*EXERCISE GOAL*
Give the material once more, word for word, without any images.
# # # # # # #
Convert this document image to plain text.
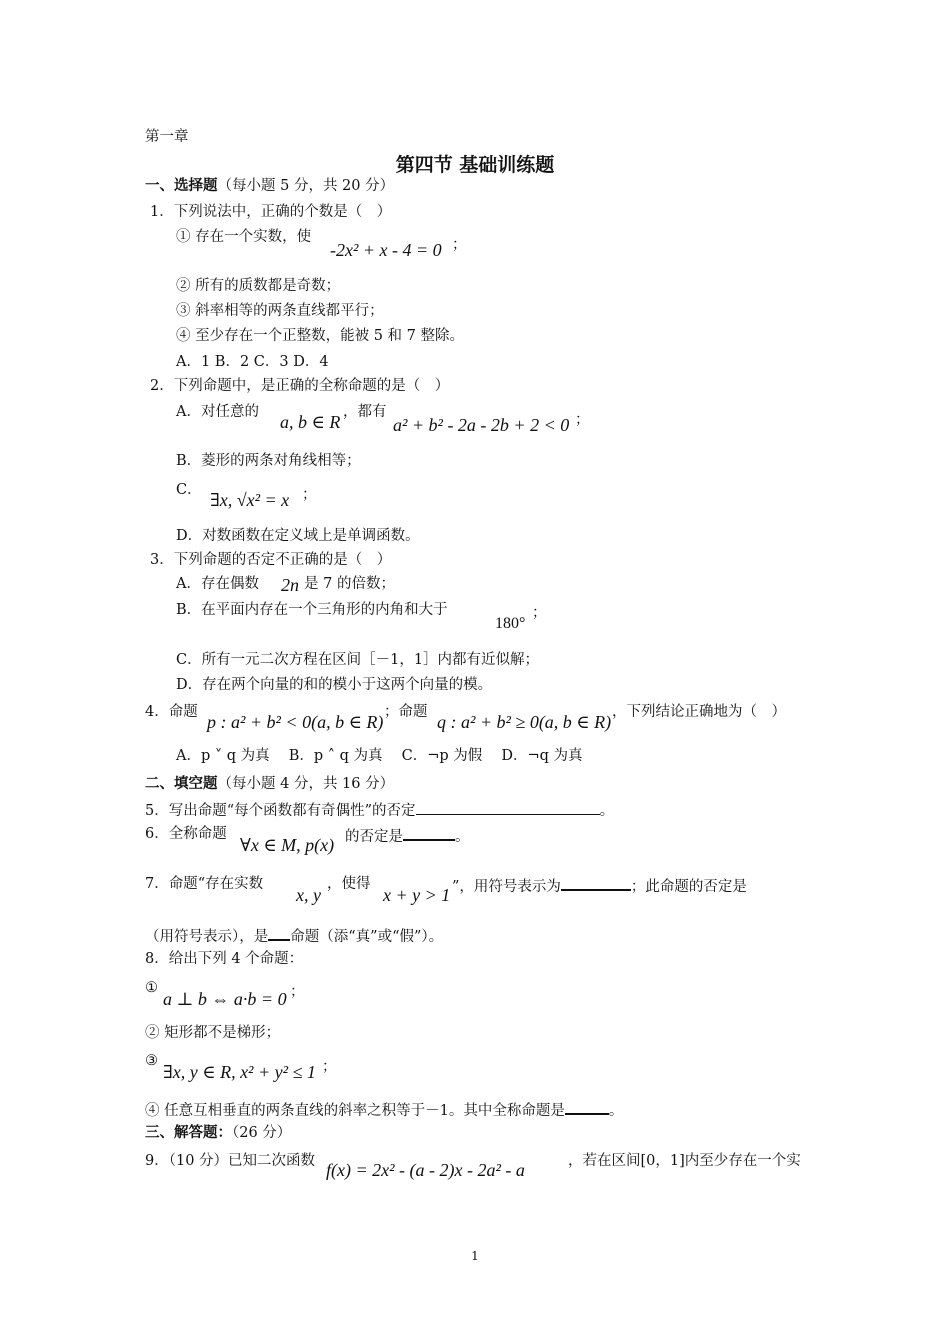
第一章
第四节 基础训练题
一、选择题（每小题 5 分，共 20 分）
1．下列说法中，正确的个数是（　）
① 存在一个实数，使
-2x² + x - 4 = 0 ；
② 所有的质数都是奇数；
③ 斜率相等的两条直线都平行；
④ 至少存在一个正整数，能被 5 和 7 整除。
A．1 B．2 C．3 D．4
2．下列命题中，是正确的全称命题的是（　）
A．对任意的 a, b ∈ R ，都有
a² + b² - 2a - 2b + 2 < 0 ；
B．菱形的两条对角线相等；
C． ∃x, √x² = x ；
D．对数函数在定义域上是单调函数。
3．下列命题的否定不正确的是（　）
A．存在偶数 2n 是 7 的倍数；
B．在平面内存在一个三角形的内角和大于
180°
；
C．所有一元二次方程在区间［－1，1］内都有近似解；
D．存在两个向量的和的模小于这两个向量的模。
4．命题 p : a² + b² < 0(a, b ∈ R) ；命题 q : a² + b² ≥ 0(a, b ∈ R) ，下列结论正确地为（　）
A．p ˅ q 为真　 B．p ˄ q 为真　 C．¬p 为假　 D．¬q 为真
二、填空题（每小题 4 分，共 16 分）
5．写出命题“每个函数都有奇偶性”的否定	。
6．全称命题
∀x ∈ M, p(x) 的否定是	。
7．命题“存在实数
x, y
，使得
x + y > 1 ”，用符号表示为	；此命题的否定是
（用符号表示），是 命题（添“真”或“假”）。
8．给出下列 4 个命题：
①
a ⊥ b ⇔ a·b = 0 ；
② 矩形都不是梯形；
③
∃x, y ∈ R, x² + y² ≤ 1 ；
④ 任意互相垂直的两条直线的斜率之积等于－1。其中全称命题是	。
三、解答题：（26 分）
9．（10 分）已知二次函数 f(x) = 2x² - (a - 2)x - 2a² - a	，若在区间[0，1]内至少存在一个实
1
# # # # # # #
*ANSWER BELOW*
Convert this document image to plain text.
第一章
第四节 基础训练题
一、选择题（每小题 5 分，共 20 分）
1．下列说法中，正确的个数是（　）
① 存在一个实数，使
-2x² + x - 4 = 0 ；
② 所有的质数都是奇数；
③ 斜率相等的两条直线都平行；
④ 至少存在一个正整数，能被 5 和 7 整除。
A．1 B．2 C．3 D．4
2．下列命题中，是正确的全称命题的是（　）
A．对任意的 a, b ∈ R ，都有
a² + b² - 2a - 2b + 2 < 0 ；
B．菱形的两条对角线相等；
C． ∃x, √x² = x ；
D．对数函数在定义域上是单调函数。
3．下列命题的否定不正确的是（　）
A．存在偶数 2n 是 7 的倍数；
B．在平面内存在一个三角形的内角和大于
180°
；
C．所有一元二次方程在区间［－1，1］内都有近似解；
D．存在两个向量的和的模小于这两个向量的模。
4．命题 p : a² + b² < 0(a, b ∈ R) ；命题 q : a² + b² ≥ 0(a, b ∈ R) ，下列结论正确地为（　）
A．p ˅ q 为真　 B．p ˄ q 为真　 C．¬p 为假　 D．¬q 为真
二、填空题（每小题 4 分，共 16 分）
5．写出命题“每个函数都有奇偶性”的否定	。
6．全称命题
∀x ∈ M, p(x) 的否定是	。
7．命题“存在实数
x, y
，使得
x + y > 1 ”，用符号表示为	；此命题的否定是
（用符号表示），是 命题（添“真”或“假”）。
8．给出下列 4 个命题：
①
a ⊥ b ⇔ a·b = 0 ；
② 矩形都不是梯形；
③
∃x, y ∈ R, x² + y² ≤ 1 ；
④ 任意互相垂直的两条直线的斜率之积等于－1。其中全称命题是	。
三、解答题：（26 分）
9．（10 分）已知二次函数 f(x) = 2x² - (a - 2)x - 2a² - a	，若在区间[0，1]内至少存在一个实
1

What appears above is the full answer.